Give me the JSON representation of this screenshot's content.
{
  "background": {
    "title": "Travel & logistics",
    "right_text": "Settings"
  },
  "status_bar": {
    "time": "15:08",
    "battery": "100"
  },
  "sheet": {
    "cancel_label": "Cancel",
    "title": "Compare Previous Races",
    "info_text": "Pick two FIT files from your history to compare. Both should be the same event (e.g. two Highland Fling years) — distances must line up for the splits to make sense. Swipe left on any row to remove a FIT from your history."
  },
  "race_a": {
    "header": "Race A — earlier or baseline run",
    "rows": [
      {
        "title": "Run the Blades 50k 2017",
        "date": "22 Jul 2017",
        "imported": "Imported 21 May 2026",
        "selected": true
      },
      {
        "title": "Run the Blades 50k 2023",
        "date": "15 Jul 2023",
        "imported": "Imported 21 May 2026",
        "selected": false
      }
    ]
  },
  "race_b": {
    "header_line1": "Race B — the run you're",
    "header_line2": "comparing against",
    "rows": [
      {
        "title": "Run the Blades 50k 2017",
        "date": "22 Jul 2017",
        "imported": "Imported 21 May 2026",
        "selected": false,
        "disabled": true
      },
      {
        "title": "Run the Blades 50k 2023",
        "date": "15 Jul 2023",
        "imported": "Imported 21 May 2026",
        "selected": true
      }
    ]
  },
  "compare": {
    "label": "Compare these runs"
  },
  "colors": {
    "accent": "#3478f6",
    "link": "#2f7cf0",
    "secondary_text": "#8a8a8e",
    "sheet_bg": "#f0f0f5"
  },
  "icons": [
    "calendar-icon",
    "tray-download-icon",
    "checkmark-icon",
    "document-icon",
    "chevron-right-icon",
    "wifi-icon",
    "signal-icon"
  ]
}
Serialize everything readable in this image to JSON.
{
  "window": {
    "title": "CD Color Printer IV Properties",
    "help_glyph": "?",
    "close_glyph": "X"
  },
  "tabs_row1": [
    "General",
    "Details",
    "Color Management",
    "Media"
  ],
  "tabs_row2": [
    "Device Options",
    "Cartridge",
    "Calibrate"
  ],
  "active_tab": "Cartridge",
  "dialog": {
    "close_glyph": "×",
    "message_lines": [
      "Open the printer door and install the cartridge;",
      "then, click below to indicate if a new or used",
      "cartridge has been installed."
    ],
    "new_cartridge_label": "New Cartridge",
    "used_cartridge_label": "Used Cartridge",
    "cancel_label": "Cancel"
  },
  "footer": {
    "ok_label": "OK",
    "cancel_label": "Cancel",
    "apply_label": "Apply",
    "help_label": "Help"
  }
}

:: TASK TO CARRY OUT ::
Repeat word for word the lines running from the line containing "Serialize everything readable" to the end of the entries above, inclusive.

:: TASK SOLUTION ::
Serialize everything readable in this image to JSON.
{
  "window": {
    "title": "CD Color Printer IV Properties",
    "help_glyph": "?",
    "close_glyph": "X"
  },
  "tabs_row1": [
    "General",
    "Details",
    "Color Management",
    "Media"
  ],
  "tabs_row2": [
    "Device Options",
    "Cartridge",
    "Calibrate"
  ],
  "active_tab": "Cartridge",
  "dialog": {
    "close_glyph": "×",
    "message_lines": [
      "Open the printer door and install the cartridge;",
      "then, click below to indicate if a new or used",
      "cartridge has been installed."
    ],
    "new_cartridge_label": "New Cartridge",
    "used_cartridge_label": "Used Cartridge",
    "cancel_label": "Cancel"
  },
  "footer": {
    "ok_label": "OK",
    "cancel_label": "Cancel",
    "apply_label": "Apply",
    "help_label": "Help"
  }
}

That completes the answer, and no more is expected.